══ EXERCISE MATERIAL

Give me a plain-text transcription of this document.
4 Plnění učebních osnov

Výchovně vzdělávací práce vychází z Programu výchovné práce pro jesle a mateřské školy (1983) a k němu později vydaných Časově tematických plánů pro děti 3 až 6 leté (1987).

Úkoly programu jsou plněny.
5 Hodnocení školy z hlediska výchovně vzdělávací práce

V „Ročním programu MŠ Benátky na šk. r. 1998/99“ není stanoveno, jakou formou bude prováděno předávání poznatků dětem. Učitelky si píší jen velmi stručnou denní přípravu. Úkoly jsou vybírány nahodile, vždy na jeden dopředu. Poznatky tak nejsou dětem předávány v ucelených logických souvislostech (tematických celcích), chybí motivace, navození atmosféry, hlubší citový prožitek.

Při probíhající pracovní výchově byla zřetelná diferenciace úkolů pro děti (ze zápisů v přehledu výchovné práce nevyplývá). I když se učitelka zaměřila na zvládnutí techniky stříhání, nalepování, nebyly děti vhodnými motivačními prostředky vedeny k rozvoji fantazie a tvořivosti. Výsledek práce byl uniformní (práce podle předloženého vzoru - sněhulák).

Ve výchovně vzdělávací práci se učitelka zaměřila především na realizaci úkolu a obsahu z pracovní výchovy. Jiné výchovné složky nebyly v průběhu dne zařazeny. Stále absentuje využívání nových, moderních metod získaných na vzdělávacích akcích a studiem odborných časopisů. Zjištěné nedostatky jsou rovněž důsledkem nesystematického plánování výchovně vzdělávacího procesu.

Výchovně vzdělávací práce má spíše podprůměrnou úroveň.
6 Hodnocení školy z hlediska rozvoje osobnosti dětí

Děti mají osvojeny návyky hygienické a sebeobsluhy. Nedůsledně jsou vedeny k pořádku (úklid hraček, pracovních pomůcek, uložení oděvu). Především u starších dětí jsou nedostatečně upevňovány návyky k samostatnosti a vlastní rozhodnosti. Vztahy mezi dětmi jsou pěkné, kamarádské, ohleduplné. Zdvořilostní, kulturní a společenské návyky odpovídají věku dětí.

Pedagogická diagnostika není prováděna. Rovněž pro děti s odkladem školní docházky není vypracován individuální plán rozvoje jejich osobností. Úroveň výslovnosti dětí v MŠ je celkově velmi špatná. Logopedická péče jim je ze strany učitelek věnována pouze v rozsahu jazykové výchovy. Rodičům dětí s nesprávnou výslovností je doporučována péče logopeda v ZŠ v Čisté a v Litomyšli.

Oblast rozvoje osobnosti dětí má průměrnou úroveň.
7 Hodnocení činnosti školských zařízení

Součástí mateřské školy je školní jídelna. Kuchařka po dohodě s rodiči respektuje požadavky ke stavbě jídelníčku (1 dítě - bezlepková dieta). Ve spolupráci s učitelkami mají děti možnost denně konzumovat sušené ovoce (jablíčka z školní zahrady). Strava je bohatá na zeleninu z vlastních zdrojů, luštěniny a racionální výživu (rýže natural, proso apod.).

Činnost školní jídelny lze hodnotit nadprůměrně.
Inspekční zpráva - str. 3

════

> _BRIEF_
Isolate each line of the listing above that includes "mateřské". Copy it.

> _SOLVED EXERCISE_
Výchovně vzdělávací práce vychází z Programu výchovné práce pro jesle a mateřské školy (1983) a k němu později vydaných Časově tematických plánů pro děti 3 až 6 leté (1987).
Součástí mateřské školy je školní jídelna. Kuchařka po dohodě s rodiči respektuje požadavky ke stavbě jídelníčku (1 dítě - bezlepková dieta). Ve spolupráci s učitelkami mají děti možnost denně konzumovat sušené ovoce (jablíčka z školní zahrady). Strava je bohatá na zeleninu z vlastních zdrojů, luštěniny a racionální výživu (rýže natural, proso apod.).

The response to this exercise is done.